Written problem: Tally every line of the material that includes "PLEGADAS", then give the tally and nothing else.

Records to process:
[BEGIN]
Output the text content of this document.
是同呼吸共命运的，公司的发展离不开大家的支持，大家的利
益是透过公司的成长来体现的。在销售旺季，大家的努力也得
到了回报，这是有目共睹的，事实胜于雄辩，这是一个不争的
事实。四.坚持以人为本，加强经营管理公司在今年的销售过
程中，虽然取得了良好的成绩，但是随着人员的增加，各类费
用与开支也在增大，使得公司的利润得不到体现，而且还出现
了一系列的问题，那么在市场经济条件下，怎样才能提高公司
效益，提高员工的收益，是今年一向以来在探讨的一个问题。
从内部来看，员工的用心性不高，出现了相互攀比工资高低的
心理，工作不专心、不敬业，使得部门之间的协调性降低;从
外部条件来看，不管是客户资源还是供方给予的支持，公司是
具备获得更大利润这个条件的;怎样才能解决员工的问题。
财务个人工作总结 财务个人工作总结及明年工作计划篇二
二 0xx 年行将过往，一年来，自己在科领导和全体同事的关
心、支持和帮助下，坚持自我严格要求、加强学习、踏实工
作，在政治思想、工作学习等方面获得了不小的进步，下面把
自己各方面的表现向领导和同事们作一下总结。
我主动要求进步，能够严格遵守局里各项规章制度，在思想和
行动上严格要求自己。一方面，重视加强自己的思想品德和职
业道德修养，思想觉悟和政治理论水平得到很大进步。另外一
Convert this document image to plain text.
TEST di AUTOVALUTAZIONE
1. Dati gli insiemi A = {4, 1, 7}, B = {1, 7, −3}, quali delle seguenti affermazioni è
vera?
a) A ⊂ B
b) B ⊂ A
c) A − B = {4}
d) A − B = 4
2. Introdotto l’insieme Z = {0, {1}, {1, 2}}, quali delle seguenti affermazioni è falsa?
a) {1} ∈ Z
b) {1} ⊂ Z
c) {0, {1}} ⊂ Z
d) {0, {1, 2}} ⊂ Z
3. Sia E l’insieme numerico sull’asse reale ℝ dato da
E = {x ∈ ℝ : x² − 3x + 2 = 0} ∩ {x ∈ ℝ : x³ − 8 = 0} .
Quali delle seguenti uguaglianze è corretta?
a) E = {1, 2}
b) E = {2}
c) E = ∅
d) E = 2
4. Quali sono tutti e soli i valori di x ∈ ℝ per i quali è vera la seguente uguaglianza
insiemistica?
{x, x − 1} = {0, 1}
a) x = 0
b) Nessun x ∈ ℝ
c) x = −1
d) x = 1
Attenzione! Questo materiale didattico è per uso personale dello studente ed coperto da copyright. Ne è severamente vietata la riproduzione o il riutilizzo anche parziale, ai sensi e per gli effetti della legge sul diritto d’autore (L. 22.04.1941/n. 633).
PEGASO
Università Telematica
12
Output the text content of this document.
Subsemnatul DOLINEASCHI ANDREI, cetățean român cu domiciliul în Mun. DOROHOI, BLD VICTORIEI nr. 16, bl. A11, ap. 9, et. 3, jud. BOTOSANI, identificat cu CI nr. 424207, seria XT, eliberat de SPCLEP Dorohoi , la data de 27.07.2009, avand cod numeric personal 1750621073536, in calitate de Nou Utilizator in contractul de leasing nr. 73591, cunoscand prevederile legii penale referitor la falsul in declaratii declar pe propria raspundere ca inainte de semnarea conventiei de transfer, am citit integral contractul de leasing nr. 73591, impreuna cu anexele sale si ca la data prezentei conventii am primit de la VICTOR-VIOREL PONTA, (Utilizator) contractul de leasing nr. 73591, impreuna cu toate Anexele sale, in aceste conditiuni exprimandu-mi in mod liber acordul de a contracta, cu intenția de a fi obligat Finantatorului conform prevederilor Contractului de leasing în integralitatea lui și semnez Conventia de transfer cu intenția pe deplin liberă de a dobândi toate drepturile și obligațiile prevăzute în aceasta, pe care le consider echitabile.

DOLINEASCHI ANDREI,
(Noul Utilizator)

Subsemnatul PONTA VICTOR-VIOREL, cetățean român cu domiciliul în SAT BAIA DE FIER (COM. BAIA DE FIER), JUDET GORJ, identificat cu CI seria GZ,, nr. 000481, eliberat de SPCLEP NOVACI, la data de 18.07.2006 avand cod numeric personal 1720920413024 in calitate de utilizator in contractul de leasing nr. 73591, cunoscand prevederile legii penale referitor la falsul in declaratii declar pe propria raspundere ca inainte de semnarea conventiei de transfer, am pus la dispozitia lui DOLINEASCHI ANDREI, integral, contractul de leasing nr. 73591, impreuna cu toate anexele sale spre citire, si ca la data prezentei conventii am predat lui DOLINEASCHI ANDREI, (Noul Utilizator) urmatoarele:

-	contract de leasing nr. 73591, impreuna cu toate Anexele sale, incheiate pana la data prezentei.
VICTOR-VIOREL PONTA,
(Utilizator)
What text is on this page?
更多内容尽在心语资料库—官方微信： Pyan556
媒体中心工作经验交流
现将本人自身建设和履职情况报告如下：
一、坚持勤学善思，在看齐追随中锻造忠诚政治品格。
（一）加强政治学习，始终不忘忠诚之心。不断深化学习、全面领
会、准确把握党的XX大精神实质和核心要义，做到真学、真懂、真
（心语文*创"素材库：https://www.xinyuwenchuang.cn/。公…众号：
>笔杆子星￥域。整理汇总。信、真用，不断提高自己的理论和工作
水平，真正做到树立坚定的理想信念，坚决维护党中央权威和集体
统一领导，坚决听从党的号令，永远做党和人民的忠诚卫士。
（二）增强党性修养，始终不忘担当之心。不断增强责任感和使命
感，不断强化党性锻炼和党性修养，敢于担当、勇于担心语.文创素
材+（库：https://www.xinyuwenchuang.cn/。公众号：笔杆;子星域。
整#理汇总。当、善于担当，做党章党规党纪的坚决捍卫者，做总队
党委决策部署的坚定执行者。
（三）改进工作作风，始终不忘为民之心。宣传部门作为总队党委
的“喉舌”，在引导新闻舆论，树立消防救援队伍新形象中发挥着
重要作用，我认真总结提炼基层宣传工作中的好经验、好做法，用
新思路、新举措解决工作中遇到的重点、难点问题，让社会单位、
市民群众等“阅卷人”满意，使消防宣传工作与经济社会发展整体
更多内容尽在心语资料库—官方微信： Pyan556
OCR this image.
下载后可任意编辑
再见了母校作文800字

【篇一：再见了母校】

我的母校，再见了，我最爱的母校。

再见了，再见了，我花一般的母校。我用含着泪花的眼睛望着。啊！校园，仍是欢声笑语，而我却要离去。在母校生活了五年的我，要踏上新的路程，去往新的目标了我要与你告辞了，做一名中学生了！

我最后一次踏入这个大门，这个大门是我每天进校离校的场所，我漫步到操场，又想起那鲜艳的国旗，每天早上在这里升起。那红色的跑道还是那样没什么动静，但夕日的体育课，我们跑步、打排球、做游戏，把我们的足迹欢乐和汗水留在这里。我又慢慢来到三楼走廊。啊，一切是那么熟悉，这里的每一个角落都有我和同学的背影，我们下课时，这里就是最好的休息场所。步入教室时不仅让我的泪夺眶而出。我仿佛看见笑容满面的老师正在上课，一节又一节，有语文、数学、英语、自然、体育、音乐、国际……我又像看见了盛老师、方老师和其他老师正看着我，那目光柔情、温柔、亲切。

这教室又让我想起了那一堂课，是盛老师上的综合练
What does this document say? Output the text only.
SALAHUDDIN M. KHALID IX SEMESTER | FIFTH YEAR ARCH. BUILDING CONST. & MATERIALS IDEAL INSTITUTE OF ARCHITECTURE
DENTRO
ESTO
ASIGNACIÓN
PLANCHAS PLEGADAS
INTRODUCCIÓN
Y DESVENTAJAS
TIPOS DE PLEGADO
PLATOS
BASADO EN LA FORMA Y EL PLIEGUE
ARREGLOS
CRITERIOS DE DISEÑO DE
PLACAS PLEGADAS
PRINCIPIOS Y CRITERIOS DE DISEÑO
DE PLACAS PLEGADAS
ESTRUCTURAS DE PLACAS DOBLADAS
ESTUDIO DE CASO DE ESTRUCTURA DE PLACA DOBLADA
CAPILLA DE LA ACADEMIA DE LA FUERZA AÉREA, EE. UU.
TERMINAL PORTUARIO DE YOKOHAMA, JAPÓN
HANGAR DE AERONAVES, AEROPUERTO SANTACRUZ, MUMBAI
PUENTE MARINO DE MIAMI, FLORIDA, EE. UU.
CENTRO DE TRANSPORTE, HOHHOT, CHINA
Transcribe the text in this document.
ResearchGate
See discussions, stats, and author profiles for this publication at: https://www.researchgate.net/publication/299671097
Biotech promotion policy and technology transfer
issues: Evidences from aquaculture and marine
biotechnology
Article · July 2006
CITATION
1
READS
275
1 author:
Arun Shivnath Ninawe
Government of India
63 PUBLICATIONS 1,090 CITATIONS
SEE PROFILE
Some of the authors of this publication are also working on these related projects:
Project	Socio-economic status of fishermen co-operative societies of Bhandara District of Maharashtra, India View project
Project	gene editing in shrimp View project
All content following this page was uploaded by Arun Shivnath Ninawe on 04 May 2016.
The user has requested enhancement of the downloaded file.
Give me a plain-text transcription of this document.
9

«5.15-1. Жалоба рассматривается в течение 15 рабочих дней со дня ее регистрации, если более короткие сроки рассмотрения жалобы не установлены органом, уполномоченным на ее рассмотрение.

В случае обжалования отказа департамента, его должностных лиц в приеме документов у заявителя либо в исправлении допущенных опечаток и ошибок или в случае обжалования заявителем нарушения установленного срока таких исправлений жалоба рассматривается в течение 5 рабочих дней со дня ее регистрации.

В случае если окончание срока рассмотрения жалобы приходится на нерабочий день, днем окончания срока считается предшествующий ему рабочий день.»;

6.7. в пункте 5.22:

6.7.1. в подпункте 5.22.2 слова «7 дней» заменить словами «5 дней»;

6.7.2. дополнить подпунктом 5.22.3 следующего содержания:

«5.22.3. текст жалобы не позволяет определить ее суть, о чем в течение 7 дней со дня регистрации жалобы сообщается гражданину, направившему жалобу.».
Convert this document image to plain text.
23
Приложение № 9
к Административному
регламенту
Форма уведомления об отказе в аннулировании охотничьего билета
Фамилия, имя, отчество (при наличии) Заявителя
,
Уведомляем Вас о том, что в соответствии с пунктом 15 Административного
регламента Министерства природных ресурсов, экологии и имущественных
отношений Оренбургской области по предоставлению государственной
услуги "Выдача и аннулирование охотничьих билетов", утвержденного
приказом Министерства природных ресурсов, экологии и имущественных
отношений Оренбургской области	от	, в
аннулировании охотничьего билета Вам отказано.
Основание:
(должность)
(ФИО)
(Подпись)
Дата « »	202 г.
[END]
Worked answer: 3